» **Given instruction**: Find the string "name" in the entries and copy each line that has it.

» **Information shown**:

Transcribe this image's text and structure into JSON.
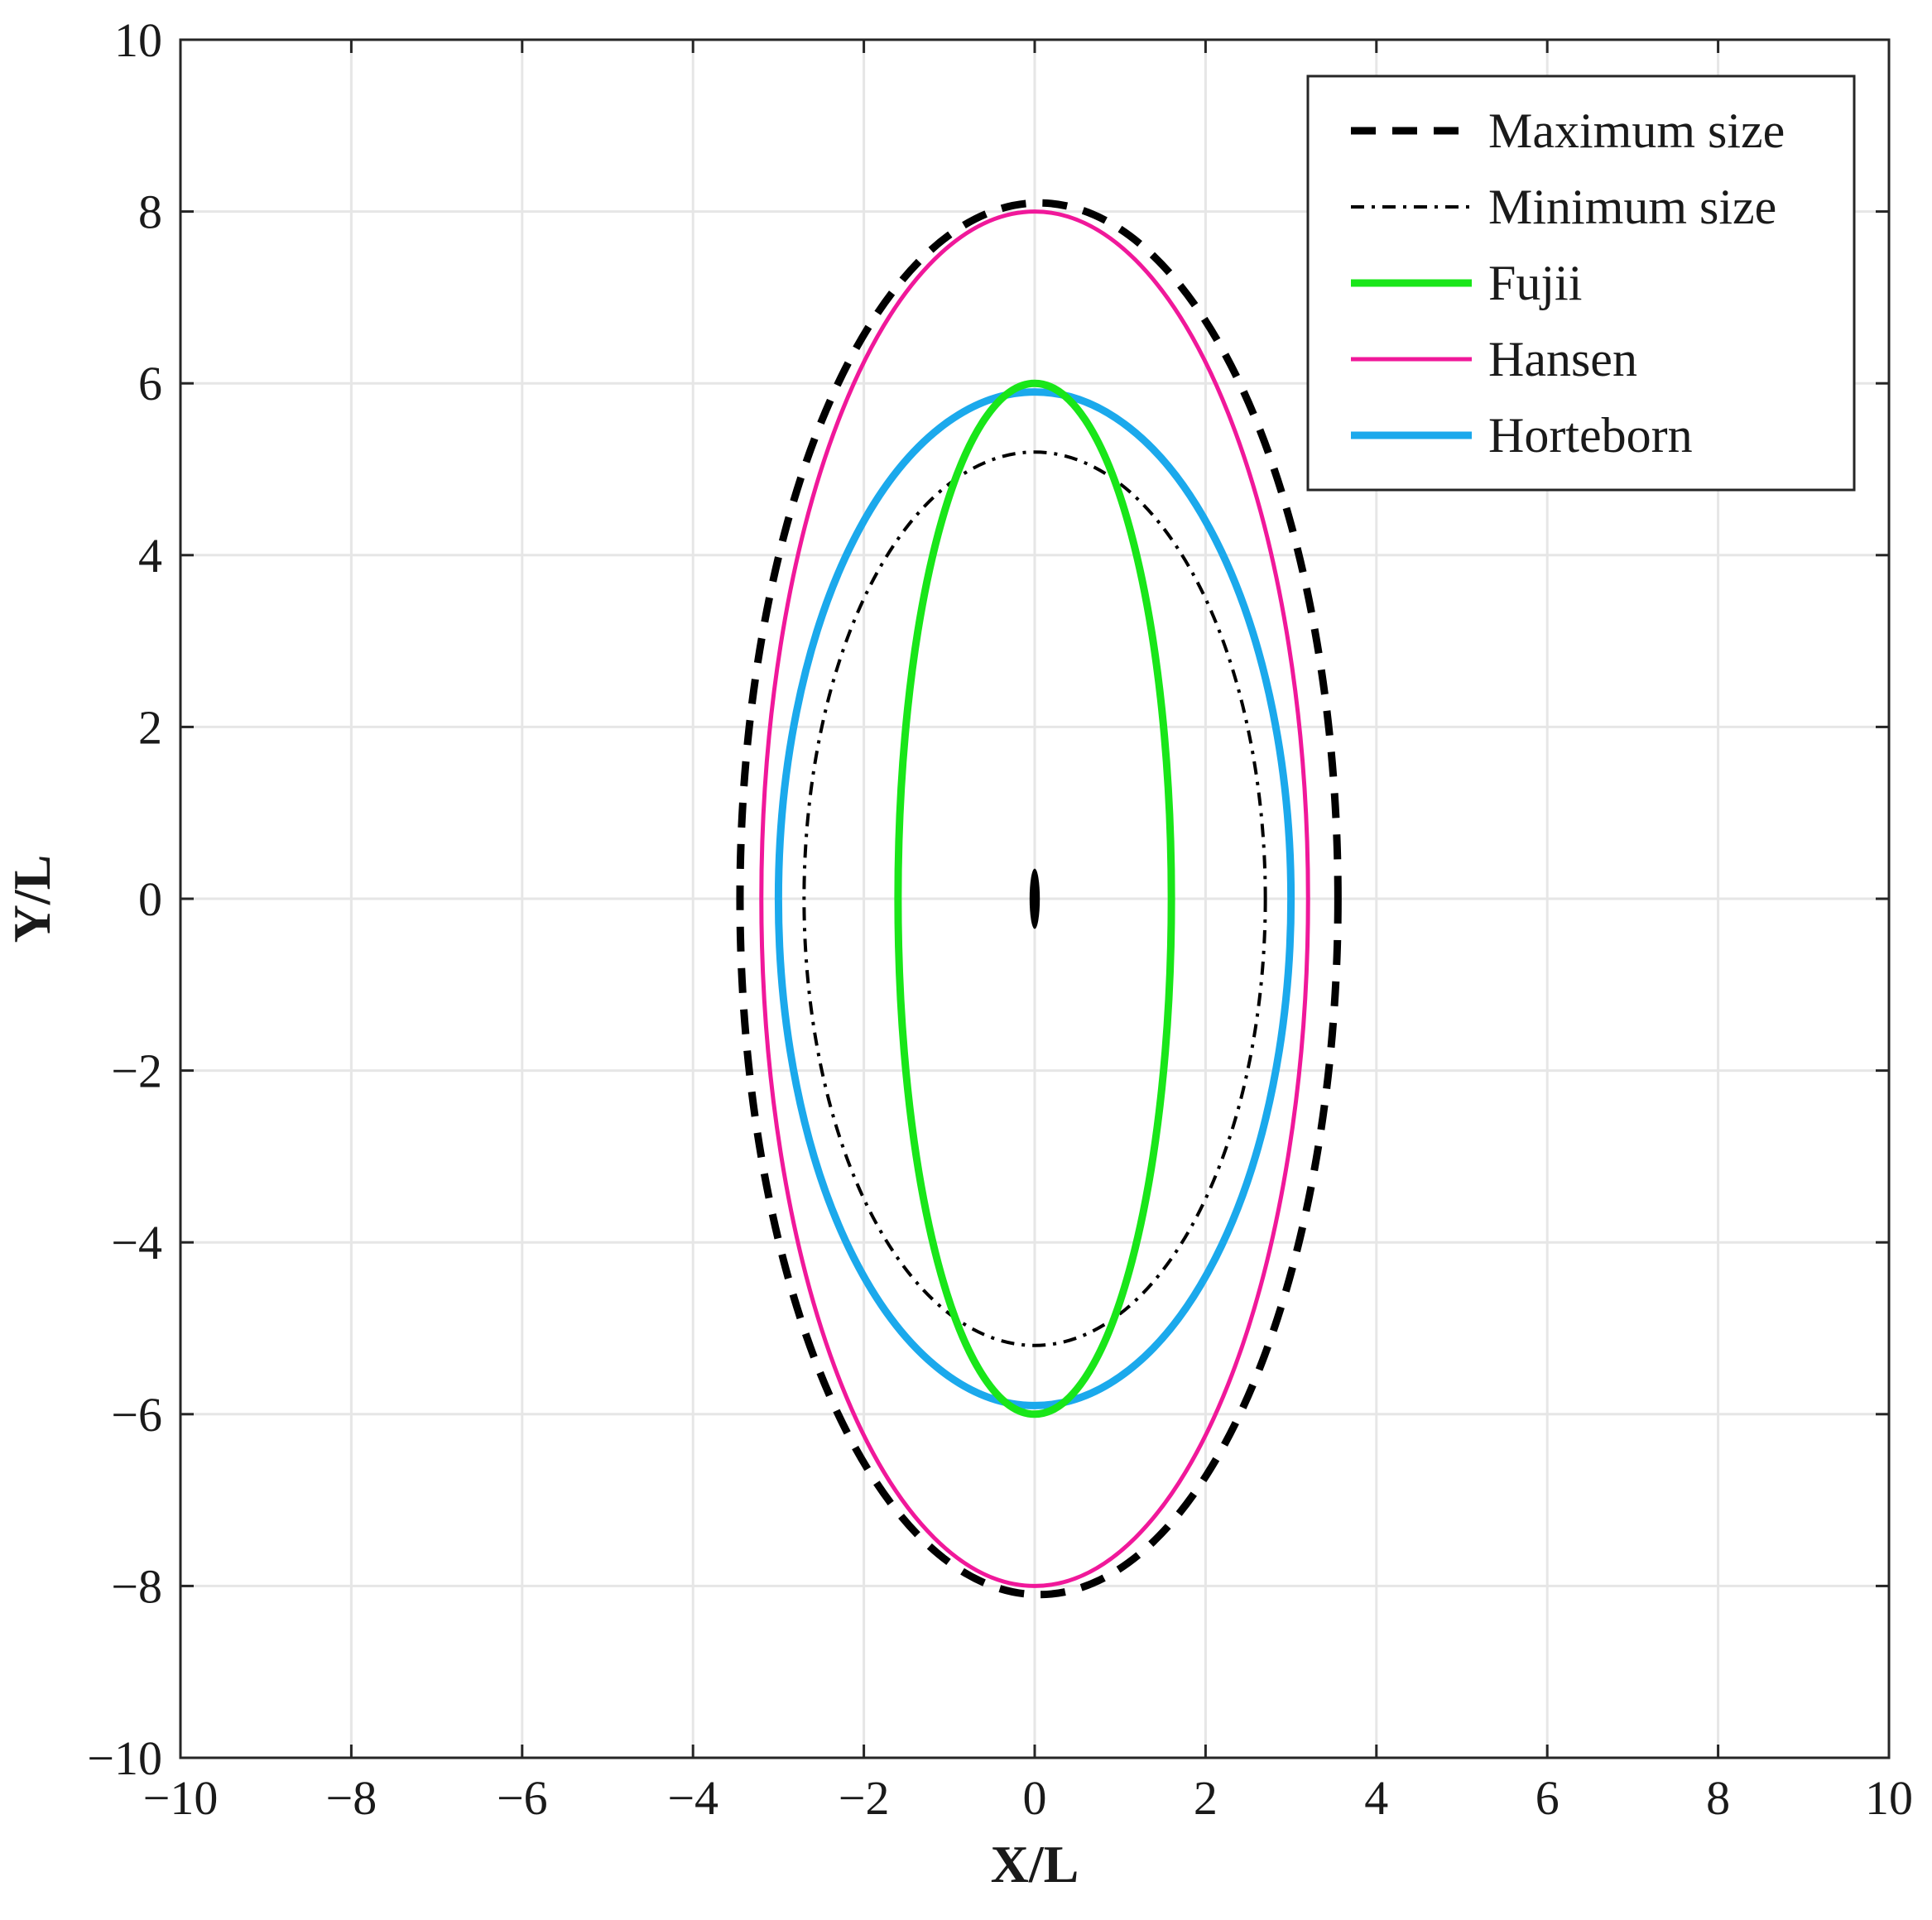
{
  "chart_data": {
    "type": "line",
    "title": "",
    "xlabel": "X/L",
    "ylabel": "Y/L",
    "xlim": [
      -10,
      10
    ],
    "ylim": [
      -10,
      10
    ],
    "xticks": [
      -10,
      -8,
      -6,
      -4,
      -2,
      0,
      2,
      4,
      6,
      8,
      10
    ],
    "yticks": [
      -10,
      -8,
      -6,
      -4,
      -2,
      0,
      2,
      4,
      6,
      8,
      10
    ],
    "xtick_labels": [
      "−10",
      "−8",
      "−6",
      "−4",
      "−2",
      "0",
      "2",
      "4",
      "6",
      "8",
      "10"
    ],
    "ytick_labels": [
      "−10",
      "−8",
      "−6",
      "−4",
      "−2",
      "0",
      "2",
      "4",
      "6",
      "8",
      "10"
    ],
    "grid": true,
    "legend_position": "top-right",
    "ship": {
      "center": [
        0,
        0
      ],
      "half_width": 0.06,
      "half_length": 0.35,
      "color": "#000000"
    },
    "series": [
      {
        "name": "Maximum size",
        "shape": "ellipse",
        "center": [
          0.05,
          0
        ],
        "semi_x": 3.5,
        "semi_y": 8.1,
        "color": "#000000",
        "style": "dashed"
      },
      {
        "name": "Minimum size",
        "shape": "ellipse",
        "center": [
          0,
          0
        ],
        "semi_x": 2.7,
        "semi_y": 5.2,
        "color": "#000000",
        "style": "dashdot"
      },
      {
        "name": "Fujii",
        "shape": "ellipse",
        "center": [
          0,
          0
        ],
        "semi_x": 1.6,
        "semi_y": 6.0,
        "color": "#19e619",
        "style": "solid"
      },
      {
        "name": "Hansen",
        "shape": "ellipse",
        "center": [
          0,
          0
        ],
        "semi_x": 3.2,
        "semi_y": 8.0,
        "color": "#f0189a",
        "style": "solid"
      },
      {
        "name": "Horteborn",
        "shape": "ellipse",
        "center": [
          0,
          0
        ],
        "semi_x": 3.0,
        "semi_y": 5.9,
        "color": "#1ba9ec",
        "style": "solid"
      }
    ]
  }
}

» **Exercise response**:
        "name": "Maximum size",
        "name": "Minimum size",
        "name": "Fujii",
        "name": "Hansen",
        "name": "Horteborn",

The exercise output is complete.